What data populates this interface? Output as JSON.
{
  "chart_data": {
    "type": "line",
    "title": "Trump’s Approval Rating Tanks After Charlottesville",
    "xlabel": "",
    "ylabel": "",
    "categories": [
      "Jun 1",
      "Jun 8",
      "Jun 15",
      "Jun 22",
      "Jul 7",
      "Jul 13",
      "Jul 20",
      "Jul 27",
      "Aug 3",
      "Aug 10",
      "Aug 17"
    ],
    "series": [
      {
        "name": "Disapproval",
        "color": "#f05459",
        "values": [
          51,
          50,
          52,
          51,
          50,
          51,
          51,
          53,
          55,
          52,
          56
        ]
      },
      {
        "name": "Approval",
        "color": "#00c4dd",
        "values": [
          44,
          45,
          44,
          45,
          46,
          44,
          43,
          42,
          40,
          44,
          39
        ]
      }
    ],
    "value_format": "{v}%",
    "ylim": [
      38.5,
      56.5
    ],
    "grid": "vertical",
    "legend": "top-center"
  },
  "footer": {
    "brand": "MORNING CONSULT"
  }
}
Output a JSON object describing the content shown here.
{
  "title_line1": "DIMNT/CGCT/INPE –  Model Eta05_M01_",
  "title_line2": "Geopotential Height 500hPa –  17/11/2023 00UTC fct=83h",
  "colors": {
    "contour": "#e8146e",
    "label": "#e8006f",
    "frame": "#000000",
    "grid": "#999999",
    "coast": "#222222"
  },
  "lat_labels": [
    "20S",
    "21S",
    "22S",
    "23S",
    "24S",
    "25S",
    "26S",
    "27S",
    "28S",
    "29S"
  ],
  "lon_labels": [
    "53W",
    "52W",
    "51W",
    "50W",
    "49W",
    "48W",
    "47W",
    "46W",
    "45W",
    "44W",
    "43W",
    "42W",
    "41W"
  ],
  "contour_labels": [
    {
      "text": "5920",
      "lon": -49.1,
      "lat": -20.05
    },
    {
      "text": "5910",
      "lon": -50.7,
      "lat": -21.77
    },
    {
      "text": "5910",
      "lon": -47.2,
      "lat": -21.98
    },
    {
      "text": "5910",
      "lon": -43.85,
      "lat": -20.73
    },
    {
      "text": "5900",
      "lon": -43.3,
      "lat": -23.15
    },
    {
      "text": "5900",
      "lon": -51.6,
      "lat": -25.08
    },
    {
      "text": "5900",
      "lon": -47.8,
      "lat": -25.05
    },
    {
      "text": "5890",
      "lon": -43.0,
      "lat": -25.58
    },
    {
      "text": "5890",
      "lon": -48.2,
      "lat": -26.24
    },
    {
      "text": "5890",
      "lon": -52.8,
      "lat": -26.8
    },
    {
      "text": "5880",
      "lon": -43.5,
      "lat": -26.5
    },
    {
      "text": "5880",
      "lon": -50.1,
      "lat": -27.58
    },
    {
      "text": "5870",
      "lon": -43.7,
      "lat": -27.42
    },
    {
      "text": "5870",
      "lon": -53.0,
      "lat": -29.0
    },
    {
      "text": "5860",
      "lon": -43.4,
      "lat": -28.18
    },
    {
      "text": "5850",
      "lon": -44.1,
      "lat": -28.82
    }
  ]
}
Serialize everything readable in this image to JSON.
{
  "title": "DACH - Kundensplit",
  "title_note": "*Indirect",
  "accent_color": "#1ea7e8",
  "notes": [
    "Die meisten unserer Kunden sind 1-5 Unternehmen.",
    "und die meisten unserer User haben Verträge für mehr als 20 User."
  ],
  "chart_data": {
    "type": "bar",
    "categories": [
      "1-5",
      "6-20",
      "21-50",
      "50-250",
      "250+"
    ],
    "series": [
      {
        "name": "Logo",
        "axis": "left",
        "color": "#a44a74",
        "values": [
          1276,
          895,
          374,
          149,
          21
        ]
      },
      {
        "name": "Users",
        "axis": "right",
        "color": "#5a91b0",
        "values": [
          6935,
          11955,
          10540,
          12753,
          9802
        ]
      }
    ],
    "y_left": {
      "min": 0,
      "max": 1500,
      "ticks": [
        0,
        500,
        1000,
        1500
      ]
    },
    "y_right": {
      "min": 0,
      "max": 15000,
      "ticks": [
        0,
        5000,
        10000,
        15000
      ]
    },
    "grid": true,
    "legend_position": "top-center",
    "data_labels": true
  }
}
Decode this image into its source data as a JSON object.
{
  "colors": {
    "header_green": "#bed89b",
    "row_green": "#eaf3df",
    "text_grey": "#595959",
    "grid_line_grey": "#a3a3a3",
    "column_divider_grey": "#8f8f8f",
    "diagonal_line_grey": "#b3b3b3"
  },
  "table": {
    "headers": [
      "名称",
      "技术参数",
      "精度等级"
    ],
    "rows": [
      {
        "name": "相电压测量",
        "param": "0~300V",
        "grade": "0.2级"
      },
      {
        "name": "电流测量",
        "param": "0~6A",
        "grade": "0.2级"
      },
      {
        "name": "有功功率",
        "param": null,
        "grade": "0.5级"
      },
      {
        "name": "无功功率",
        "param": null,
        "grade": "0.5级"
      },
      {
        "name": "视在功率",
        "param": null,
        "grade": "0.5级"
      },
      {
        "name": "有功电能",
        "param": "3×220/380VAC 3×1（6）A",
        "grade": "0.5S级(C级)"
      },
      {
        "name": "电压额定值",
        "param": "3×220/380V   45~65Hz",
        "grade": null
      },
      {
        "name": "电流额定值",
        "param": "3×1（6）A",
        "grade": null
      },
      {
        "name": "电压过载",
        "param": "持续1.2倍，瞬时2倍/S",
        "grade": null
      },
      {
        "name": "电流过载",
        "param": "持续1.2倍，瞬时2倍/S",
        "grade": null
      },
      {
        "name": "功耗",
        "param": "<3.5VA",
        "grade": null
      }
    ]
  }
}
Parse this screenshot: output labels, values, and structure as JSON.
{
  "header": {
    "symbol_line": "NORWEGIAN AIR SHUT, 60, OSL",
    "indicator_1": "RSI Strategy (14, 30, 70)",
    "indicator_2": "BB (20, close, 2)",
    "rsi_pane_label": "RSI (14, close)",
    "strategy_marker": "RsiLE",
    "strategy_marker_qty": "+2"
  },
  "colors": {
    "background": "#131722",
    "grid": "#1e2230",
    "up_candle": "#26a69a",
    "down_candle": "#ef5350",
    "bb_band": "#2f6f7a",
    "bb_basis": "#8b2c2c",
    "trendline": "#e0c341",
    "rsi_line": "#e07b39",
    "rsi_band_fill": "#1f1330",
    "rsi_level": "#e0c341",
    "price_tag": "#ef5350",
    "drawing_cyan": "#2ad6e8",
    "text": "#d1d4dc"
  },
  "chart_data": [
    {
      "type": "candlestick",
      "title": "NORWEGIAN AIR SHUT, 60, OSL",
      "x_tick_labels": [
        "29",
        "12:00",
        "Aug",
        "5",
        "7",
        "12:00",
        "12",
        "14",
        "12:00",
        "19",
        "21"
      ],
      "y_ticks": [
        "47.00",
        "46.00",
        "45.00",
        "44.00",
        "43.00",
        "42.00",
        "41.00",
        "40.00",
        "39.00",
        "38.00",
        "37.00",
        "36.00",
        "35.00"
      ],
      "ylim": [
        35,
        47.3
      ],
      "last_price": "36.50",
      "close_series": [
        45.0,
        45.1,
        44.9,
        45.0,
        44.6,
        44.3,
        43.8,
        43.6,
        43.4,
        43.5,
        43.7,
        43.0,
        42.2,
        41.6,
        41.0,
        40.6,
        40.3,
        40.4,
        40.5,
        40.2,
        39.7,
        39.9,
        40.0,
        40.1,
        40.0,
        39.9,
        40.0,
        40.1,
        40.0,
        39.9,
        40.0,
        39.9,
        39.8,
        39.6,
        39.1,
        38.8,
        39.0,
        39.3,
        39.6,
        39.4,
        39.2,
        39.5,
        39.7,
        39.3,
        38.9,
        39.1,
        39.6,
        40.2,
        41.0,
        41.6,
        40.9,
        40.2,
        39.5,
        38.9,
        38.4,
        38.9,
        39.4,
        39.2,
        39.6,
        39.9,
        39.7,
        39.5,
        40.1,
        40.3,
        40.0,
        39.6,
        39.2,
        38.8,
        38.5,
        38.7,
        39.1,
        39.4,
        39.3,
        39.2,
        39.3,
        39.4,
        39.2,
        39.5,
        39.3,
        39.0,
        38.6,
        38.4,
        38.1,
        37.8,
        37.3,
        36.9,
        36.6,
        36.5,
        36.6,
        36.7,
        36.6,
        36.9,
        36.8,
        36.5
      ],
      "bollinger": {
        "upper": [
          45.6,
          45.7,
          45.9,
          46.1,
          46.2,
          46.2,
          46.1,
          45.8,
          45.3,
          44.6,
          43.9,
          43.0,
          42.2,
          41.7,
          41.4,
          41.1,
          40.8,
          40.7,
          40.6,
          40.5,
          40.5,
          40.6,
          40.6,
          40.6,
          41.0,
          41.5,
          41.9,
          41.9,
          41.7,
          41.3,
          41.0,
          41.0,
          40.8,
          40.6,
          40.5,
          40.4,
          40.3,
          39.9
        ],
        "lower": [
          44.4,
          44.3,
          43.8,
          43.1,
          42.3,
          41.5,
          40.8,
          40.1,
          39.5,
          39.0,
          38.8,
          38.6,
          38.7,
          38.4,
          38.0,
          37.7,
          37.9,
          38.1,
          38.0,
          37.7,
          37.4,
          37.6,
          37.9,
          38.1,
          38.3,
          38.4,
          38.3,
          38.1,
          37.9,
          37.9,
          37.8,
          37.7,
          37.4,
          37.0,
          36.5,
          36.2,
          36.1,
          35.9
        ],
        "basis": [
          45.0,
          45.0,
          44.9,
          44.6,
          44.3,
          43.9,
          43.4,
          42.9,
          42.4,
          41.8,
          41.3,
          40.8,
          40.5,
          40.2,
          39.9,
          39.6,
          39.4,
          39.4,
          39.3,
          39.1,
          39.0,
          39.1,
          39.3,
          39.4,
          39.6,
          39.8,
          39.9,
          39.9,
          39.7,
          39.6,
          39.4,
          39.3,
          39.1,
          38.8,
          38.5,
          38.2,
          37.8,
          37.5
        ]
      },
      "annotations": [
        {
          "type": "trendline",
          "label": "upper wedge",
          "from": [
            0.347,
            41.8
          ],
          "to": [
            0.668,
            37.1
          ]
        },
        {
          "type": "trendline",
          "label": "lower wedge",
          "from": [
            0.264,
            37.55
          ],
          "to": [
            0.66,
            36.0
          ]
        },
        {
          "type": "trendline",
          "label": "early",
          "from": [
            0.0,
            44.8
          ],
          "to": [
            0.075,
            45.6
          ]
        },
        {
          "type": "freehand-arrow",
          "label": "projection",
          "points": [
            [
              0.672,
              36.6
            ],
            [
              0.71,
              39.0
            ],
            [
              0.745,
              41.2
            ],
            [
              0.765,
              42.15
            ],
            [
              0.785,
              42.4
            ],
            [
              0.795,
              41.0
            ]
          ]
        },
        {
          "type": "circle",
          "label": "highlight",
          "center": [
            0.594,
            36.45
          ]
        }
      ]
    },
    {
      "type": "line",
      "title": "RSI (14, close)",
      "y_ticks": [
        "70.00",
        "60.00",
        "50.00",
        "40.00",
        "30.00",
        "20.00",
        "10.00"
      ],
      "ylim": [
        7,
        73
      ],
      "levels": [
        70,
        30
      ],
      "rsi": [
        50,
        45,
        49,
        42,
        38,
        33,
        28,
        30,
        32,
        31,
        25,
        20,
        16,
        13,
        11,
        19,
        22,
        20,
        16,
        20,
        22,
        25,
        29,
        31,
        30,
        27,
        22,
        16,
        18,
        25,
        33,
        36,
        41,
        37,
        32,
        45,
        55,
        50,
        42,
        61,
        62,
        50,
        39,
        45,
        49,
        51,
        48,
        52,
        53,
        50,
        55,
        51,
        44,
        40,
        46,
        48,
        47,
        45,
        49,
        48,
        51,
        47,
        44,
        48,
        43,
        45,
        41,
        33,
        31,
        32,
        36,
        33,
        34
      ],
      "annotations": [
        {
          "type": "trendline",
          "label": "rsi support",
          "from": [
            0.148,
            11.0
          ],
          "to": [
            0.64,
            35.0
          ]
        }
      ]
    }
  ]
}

....................

- _EXERCISE INSTRUCTIONS_
Among the entries, how many lines include the word "object"? Answer with a single number and nothing further.

- _IN RESPONSE_
2